→ DOCUMENT EXTRACT
New Haven, CT, Yale University Press, 2012, ISBN: 9780300151947; 400pp.; Price: £25.00
University College London
Date accessed: 20 November, 2017
Bordered by Oxford Street to the North, Regent Street to the West, Charing Cross Road to the East and Leicester Square to the South, the area of Soho can be depicted as an exotic island within the oceanic sprawl of London. Judith Walkowitz’s latest book, Nights Out: Life in Cosmopolitan London, explores the cosmopolitanism of this geographical enclave and asks how this area, not more than 130 acres and with a population that has never exceeded 24,000, came to be regarded as a ‘potent incubator for metropolitan change’ (p. 3)?
Walkowitz’s mission is to present an account of Soho from the streets, fixing the inhabitants and the area’s daily flood of visitors as central characters in her study of its history, discussing both the positive and negative dimensions of cosmopolitanism and how this has shaped the Soho we know today. In her introduction, Walkowitz astutely suggests that Soho may in fact be read as a blueprint for how London would later develop from the 1960s onwards, with the social heterogeneity and negotiations of cultural similarities and difference evident in today’s London modelled upon the cosmopolitan history of Soho life (p. 3).

→ DATA LINES
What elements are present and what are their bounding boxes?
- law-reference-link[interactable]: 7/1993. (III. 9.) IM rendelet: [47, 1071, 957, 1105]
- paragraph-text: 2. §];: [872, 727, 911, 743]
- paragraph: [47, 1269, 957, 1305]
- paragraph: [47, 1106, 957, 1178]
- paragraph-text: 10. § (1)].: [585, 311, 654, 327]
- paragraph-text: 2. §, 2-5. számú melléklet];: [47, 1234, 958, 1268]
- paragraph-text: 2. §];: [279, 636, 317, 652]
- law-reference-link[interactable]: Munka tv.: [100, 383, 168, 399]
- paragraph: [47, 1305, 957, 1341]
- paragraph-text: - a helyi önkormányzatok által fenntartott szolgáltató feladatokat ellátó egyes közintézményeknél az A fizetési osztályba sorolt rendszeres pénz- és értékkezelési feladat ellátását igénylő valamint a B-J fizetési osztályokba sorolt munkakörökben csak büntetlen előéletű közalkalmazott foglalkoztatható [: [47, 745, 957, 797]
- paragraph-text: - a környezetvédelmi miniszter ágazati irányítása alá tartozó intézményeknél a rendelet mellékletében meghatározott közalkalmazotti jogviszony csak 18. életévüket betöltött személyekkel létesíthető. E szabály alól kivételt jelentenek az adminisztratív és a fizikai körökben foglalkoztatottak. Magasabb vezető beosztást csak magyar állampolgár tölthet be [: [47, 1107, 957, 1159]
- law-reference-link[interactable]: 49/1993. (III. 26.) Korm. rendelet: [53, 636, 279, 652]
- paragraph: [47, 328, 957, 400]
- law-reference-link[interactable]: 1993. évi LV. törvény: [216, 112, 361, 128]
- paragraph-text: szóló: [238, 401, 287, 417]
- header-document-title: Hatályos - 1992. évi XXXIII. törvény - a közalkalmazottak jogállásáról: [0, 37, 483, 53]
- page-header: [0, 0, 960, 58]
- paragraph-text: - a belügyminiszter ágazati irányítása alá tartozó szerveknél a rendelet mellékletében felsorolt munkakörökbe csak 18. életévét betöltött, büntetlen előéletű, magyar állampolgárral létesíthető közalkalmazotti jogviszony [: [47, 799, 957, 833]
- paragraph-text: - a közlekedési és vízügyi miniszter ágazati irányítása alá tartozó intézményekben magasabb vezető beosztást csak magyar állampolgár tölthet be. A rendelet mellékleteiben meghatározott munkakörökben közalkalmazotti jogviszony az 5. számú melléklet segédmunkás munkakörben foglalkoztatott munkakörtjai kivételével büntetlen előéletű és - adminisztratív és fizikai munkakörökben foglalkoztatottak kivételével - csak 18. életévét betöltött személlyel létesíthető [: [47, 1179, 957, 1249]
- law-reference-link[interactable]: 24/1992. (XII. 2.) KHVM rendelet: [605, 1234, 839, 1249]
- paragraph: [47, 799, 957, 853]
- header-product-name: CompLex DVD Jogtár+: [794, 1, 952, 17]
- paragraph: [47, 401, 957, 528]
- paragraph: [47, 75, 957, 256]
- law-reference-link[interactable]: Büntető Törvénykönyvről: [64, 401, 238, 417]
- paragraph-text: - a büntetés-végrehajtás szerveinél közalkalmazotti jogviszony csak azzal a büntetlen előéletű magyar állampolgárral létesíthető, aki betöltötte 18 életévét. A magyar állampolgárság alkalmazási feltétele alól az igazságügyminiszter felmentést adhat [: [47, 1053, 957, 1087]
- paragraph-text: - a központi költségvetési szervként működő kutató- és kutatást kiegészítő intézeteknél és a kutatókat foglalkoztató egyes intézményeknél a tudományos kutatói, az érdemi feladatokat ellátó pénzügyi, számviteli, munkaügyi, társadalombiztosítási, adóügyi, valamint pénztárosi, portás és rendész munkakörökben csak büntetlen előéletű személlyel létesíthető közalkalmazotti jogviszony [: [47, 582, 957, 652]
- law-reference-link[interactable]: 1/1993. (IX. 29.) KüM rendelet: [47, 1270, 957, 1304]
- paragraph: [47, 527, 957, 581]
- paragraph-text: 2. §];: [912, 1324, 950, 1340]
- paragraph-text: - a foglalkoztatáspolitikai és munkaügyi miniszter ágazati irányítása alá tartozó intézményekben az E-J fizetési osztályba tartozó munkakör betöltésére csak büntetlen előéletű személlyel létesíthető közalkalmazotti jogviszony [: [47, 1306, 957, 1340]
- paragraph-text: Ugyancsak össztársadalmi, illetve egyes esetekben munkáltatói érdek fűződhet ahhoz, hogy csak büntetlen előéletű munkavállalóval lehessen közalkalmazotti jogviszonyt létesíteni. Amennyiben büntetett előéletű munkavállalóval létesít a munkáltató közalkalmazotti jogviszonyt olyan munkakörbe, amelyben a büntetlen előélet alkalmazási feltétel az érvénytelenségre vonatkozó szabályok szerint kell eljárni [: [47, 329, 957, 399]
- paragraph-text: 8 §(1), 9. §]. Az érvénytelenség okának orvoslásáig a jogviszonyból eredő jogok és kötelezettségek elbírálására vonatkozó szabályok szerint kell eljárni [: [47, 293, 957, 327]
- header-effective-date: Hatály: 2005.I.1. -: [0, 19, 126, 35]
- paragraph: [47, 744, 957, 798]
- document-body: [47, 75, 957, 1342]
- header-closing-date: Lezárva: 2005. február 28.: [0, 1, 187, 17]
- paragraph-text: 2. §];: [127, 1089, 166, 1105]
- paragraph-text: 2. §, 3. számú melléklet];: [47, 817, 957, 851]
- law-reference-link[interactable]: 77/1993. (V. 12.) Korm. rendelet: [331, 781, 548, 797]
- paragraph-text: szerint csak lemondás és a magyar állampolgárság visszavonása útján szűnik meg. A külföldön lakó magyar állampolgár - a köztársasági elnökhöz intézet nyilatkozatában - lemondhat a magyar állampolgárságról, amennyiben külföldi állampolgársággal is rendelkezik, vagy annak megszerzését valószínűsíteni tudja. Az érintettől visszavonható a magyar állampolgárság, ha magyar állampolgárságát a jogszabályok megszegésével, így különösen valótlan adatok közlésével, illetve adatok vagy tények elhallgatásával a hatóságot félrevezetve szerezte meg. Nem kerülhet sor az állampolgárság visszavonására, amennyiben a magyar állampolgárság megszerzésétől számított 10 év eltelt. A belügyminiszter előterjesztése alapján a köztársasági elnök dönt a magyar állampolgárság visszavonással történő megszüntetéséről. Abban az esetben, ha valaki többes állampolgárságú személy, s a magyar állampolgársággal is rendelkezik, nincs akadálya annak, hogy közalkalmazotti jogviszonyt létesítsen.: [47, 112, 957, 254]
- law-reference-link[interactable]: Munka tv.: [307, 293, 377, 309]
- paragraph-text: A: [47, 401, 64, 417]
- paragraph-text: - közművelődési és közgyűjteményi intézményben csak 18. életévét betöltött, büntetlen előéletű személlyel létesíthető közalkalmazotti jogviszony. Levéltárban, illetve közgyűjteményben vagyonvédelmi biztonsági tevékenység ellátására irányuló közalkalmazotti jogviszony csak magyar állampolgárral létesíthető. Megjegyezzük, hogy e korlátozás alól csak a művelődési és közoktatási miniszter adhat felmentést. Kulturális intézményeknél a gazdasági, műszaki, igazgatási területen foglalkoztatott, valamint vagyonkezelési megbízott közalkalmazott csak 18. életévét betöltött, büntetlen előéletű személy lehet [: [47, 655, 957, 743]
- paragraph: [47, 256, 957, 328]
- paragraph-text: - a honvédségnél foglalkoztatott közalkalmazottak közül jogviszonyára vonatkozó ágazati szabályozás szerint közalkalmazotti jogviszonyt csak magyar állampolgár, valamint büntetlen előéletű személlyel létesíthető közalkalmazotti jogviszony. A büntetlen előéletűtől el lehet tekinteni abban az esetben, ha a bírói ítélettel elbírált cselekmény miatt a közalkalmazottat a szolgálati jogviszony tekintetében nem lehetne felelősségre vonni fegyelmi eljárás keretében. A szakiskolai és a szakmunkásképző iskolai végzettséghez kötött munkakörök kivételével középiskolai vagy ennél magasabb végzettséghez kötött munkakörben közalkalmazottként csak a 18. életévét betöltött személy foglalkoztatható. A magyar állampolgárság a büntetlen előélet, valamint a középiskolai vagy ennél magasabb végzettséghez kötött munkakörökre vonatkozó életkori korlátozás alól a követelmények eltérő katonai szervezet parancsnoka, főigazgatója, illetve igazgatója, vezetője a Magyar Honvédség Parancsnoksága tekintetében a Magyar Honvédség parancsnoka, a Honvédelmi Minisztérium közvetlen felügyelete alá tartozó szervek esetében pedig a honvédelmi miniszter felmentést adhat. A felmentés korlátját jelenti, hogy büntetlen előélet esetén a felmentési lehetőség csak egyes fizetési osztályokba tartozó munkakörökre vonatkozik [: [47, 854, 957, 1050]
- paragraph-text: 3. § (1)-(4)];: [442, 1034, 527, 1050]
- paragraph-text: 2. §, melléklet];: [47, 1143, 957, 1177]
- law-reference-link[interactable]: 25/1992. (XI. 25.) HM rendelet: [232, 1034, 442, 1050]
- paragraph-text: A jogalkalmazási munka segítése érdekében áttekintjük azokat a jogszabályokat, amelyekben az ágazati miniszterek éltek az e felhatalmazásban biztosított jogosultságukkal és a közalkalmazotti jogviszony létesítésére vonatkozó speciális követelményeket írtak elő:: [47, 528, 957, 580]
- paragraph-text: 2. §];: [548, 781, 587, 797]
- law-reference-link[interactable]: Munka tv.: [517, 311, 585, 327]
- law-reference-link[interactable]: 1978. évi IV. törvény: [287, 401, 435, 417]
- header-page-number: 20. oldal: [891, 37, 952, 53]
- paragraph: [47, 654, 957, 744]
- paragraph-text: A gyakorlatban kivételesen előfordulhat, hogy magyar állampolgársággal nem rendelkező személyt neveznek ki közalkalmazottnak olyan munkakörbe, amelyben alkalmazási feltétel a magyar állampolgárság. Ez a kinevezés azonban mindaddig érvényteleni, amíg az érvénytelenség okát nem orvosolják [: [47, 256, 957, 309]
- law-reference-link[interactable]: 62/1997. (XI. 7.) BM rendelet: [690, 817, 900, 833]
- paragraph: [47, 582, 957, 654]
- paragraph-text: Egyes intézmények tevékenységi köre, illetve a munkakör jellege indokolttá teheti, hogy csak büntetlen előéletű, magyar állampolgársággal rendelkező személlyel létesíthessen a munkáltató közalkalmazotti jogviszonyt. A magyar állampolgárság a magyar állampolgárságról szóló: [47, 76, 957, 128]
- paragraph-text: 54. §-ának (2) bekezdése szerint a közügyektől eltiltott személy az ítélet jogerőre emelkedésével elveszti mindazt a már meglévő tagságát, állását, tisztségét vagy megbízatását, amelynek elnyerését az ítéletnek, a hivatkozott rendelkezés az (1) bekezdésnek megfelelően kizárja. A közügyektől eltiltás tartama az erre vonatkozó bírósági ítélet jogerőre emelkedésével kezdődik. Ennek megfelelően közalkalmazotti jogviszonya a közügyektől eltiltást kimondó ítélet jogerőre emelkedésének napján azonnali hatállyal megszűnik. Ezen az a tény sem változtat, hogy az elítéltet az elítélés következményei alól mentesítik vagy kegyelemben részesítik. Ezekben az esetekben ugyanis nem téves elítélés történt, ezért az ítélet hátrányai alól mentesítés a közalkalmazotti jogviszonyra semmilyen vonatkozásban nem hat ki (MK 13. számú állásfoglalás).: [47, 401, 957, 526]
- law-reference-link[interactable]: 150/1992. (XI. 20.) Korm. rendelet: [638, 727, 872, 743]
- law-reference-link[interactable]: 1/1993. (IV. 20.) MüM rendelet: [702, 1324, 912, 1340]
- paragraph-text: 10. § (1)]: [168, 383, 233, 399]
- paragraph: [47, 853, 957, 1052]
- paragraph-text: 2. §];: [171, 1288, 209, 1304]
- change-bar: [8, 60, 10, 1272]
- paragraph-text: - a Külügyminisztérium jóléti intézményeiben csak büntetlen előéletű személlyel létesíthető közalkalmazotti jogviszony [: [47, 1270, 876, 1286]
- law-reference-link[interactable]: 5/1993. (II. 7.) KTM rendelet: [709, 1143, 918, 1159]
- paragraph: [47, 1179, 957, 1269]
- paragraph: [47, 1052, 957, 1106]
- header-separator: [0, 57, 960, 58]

→ GIVEN INSTRUCTION
Print the exact wording of the book review on Soho from "New Haven, CT, Yale" to "change’ (p. 3)?", with both of those passages included.

→ CORRECT ANSWER
New Haven, CT, Yale University Press, 2012, ISBN: 9780300151947; 400pp.; Price: £25.00
University College London
Date accessed: 20 November, 2017
Bordered by Oxford Street to the North, Regent Street to the West, Charing Cross Road to the East and Leicester Square to the South, the area of Soho can be depicted as an exotic island within the oceanic sprawl of London. Judith Walkowitz’s latest book, Nights Out: Life in Cosmopolitan London, explores the cosmopolitanism of this geographical enclave and asks how this area, not more than 130 acres and with a population that has never exceeded 24,000, came to be regarded as a ‘potent incubator for metropolitan change’ (p. 3)?